BEGIN Article

An anonymous reader writes "CNet has published an incredibly detailed look at the most critical examples of vaporware ever seen in the tech sector. We're familiar with Wired's yearly round-ups, but this decades-long retrospective look at the most promising of all technologies that never saw the light of day, holds some fascinating technology I've never even heard of, including the wonderfully-named three-dimensional atomic holographic optical data storage nanotechnology. 'Continual delays, setbacks and excuses are the calling cards of a product that becomes vapourware. Windows Vista ran the risk of joining the club, and the terrific multiplayer first-person shooter Team Fortress 2 was in production for almost a decade before it was released in 2007. Devoted TF fans feared it would become a distinguished entrant in the who's who of vapourware. You might say Google Mail is in the running, having been in beta since 2004.'"

25 of 192 comments (clear)

  1. Google Mail by omeomi · · Score: 3, Interesting

    Nah, not Google Mail. Google's just redefined the meaning of beta...

    1. Re:Google Mail by Thelasko · · Score: 5, Insightful

      Gmail made a brilliant move by always calling their service a beta release. This way, when your email never arrives, or your personal information gets stolen, it's not their fault... it's just a beta release! Google can always argue that if you want reliable and secure communications, you should use a service that is a final release.

      Disclaimer for Google fans: I'm not saying Gmail is not stable or reliable, just stating one possible business strategy.

      --
      One of our competitors trademarked the term "hypothesis". From now on, we will call them "boneheaded ideas".
    2. Re:Google Mail by knarfling · · Score: 4, Funny

      While not an "official" definition, this has always worked for me.

      Alpha Release - Unfinished software submitted for Internal testing. In other words, the bugs are going to be so bad that only people who have signed non-disclosure agreements are allowed to see them. Alpha is code-speak for "It doesn't work."

END Article

▶ [Given task 1] Condense the paragraph of the vaporware post that begins "An anonymous reader writes" into a short bulleted list that keeps its main facts.
The vaporware post has no connection to the listing that comes next.

BEGIN Exercise data

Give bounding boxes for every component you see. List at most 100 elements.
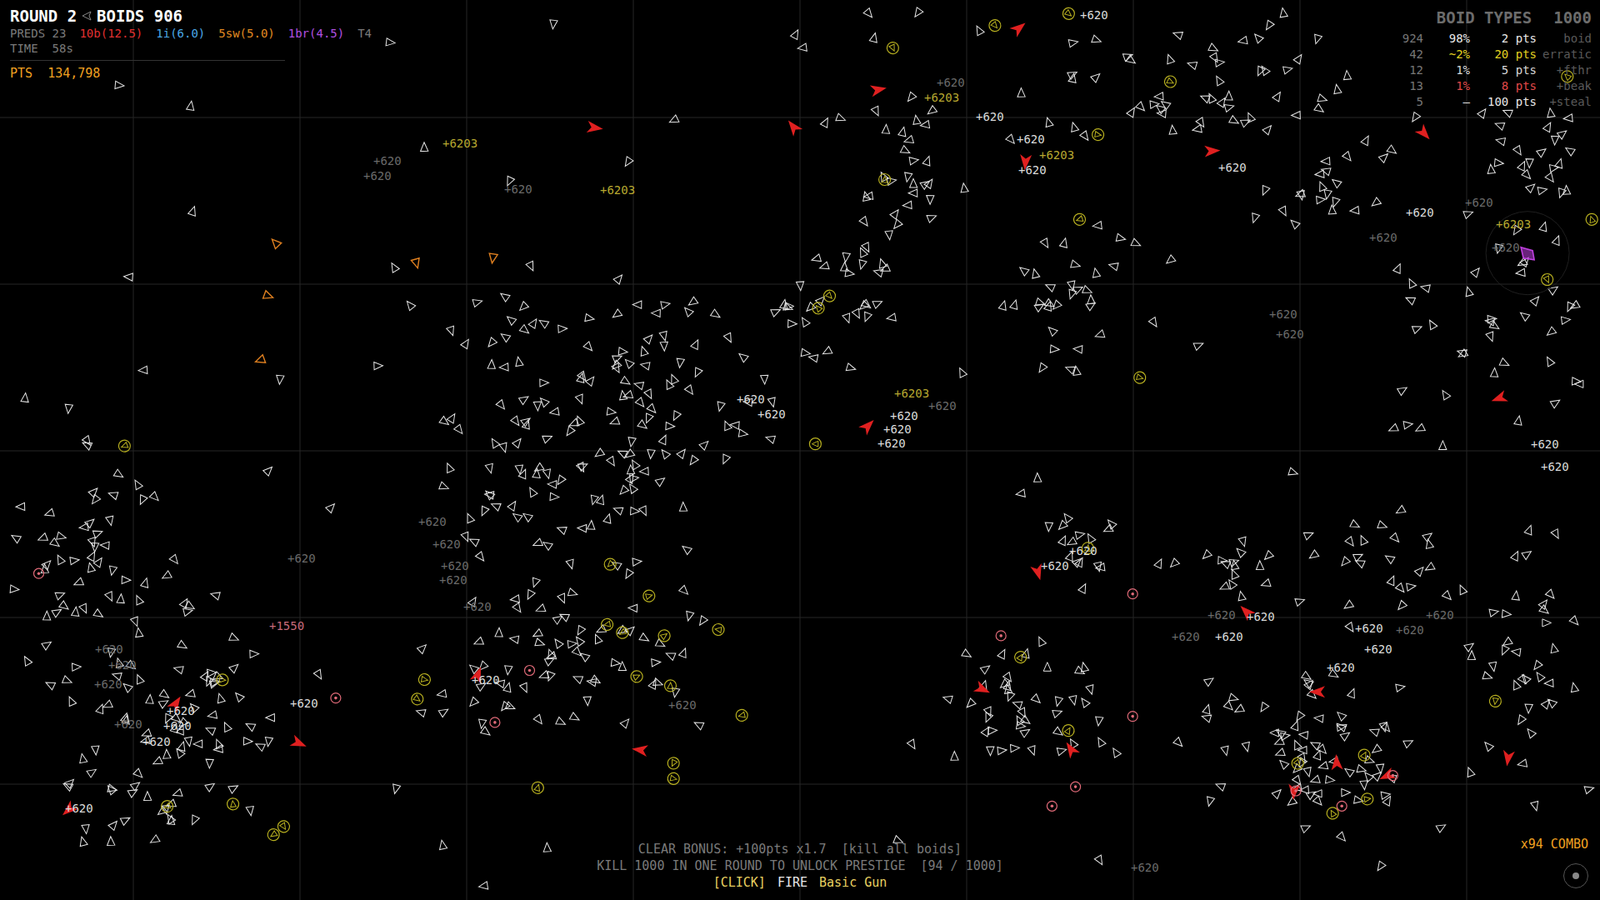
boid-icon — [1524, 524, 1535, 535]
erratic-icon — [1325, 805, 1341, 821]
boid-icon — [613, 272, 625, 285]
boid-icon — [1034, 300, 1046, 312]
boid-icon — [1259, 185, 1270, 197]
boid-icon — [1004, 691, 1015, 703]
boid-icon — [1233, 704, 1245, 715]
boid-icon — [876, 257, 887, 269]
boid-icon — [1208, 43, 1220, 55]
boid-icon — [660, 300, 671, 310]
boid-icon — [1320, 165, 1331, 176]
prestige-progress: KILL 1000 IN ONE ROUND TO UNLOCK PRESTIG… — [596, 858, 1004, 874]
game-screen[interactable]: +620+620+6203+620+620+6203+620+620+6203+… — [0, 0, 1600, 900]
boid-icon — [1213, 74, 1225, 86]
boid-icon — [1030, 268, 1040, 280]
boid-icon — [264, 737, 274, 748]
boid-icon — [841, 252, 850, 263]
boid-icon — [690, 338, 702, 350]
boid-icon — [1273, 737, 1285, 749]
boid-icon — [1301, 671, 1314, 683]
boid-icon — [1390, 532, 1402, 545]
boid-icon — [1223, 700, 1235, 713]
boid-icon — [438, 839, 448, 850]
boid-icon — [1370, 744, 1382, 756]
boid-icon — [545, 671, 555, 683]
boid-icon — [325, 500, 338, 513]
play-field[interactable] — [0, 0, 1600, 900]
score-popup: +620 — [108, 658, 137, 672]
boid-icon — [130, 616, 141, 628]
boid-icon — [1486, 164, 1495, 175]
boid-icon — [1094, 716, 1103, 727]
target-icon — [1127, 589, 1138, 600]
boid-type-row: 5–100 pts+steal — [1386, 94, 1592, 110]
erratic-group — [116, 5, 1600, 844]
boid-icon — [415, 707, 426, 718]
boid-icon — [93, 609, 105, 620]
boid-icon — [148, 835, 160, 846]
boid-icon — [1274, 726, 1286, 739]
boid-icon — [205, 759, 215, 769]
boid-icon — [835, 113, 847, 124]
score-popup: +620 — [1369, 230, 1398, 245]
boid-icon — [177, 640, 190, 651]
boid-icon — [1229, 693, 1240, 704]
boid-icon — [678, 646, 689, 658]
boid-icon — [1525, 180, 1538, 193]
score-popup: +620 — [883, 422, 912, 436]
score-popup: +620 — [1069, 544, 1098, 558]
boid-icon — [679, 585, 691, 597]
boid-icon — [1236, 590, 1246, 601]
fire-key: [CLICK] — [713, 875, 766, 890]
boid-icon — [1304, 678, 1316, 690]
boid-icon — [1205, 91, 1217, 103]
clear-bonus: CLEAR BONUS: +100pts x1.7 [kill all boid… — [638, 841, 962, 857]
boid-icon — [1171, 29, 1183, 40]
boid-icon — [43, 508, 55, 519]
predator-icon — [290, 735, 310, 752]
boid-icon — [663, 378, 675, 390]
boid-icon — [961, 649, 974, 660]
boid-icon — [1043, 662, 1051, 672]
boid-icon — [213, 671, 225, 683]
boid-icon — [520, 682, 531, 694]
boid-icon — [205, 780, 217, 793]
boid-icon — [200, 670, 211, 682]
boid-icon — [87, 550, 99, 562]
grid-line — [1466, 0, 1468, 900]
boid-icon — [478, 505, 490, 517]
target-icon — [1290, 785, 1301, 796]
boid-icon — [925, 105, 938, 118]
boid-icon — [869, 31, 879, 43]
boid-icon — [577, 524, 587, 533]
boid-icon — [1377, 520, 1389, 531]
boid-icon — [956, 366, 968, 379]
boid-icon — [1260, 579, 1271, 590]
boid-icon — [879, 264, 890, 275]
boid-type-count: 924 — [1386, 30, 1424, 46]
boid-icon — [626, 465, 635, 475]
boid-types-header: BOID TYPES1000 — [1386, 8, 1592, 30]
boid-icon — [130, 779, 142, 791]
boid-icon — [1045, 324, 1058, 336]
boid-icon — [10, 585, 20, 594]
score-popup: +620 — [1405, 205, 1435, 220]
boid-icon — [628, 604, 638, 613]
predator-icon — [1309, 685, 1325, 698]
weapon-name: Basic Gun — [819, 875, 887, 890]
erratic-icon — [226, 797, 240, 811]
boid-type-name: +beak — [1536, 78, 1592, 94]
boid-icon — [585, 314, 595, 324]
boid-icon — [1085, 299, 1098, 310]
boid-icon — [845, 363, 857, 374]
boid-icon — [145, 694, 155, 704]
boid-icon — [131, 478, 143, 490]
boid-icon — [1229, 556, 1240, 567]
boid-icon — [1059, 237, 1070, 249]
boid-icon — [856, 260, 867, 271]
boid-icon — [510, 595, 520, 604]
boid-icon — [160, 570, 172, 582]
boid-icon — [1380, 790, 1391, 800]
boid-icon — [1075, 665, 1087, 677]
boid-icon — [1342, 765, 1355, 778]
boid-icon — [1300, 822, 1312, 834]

END Exercise data

▶ [Given task 2] Please reproduce the lines of the listing from the line with "boid-icon — [1524, 524, 1535, 535]" up to and including the line with "boid-icon — [663, 378, 675, 390]".

▶ [Worked answer 1]
- CNet published a detailed, decades-long look at the most notable vaporware in the tech sector, broader than Wired's yearly round-ups.
- It includes little-known technology such as three-dimensional atomic holographic optical data storage nanotechnology.
- Continual delays, setbacks and excuses are the signs of a product becoming vaporware.
- Windows Vista risked joining that group.
- Team Fortress 2 was in production for almost a decade before its 2007 release, and fans feared it would become vaporware.
- Google Mail, in beta since 2004, might also be in the running.

▶ [Worked answer 2]
boid-icon — [1524, 524, 1535, 535]
erratic-icon — [1325, 805, 1341, 821]
boid-icon — [613, 272, 625, 285]
boid-icon — [1034, 300, 1046, 312]
boid-icon — [1259, 185, 1270, 197]
boid-icon — [1004, 691, 1015, 703]
boid-icon — [1233, 704, 1245, 715]
boid-icon — [876, 257, 887, 269]
boid-icon — [1208, 43, 1220, 55]
boid-icon — [660, 300, 671, 310]
boid-icon — [1320, 165, 1331, 176]
prestige-progress: KILL 1000 IN ONE ROUND TO UNLOCK PRESTIG… — [596, 858, 1004, 874]
game-screen[interactable]: +620+620+6203+620+620+6203+620+620+6203+… — [0, 0, 1600, 900]
boid-icon — [1213, 74, 1225, 86]
boid-icon — [1030, 268, 1040, 280]
boid-icon — [264, 737, 274, 748]
boid-icon — [841, 252, 850, 263]
boid-icon — [690, 338, 702, 350]
boid-icon — [1273, 737, 1285, 749]
boid-icon — [1301, 671, 1314, 683]
boid-icon — [1390, 532, 1402, 545]
boid-icon — [1223, 700, 1235, 713]
boid-icon — [438, 839, 448, 850]
boid-icon — [1370, 744, 1382, 756]
boid-icon — [545, 671, 555, 683]
boid-icon — [325, 500, 338, 513]
play-field[interactable] — [0, 0, 1600, 900]
score-popup: +620 — [108, 658, 137, 672]
boid-icon — [130, 616, 141, 628]
boid-icon — [1486, 164, 1495, 175]
boid-icon — [1094, 716, 1103, 727]
target-icon — [1127, 589, 1138, 600]
boid-type-row: 5–100 pts+steal — [1386, 94, 1592, 110]
erratic-group — [116, 5, 1600, 844]
boid-icon — [415, 707, 426, 718]
boid-icon — [93, 609, 105, 620]
boid-icon — [148, 835, 160, 846]
boid-icon — [1274, 726, 1286, 739]
boid-icon — [205, 759, 215, 769]
boid-icon — [835, 113, 847, 124]
score-popup: +620 — [1369, 230, 1398, 245]
boid-icon — [177, 640, 190, 651]
boid-icon — [1229, 693, 1240, 704]
boid-icon — [678, 646, 689, 658]
boid-icon — [1525, 180, 1538, 193]
score-popup: +620 — [883, 422, 912, 436]
score-popup: +620 — [1069, 544, 1098, 558]
boid-icon — [679, 585, 691, 597]
boid-icon — [1236, 590, 1246, 601]
fire-key: [CLICK] — [713, 875, 766, 890]
boid-icon — [1304, 678, 1316, 690]
boid-icon — [1205, 91, 1217, 103]
clear-bonus: CLEAR BONUS: +100pts x1.7 [kill all boid… — [638, 841, 962, 857]
boid-icon — [1171, 29, 1183, 40]
boid-icon — [43, 508, 55, 519]
predator-icon — [290, 735, 310, 752]
boid-icon — [663, 378, 675, 390]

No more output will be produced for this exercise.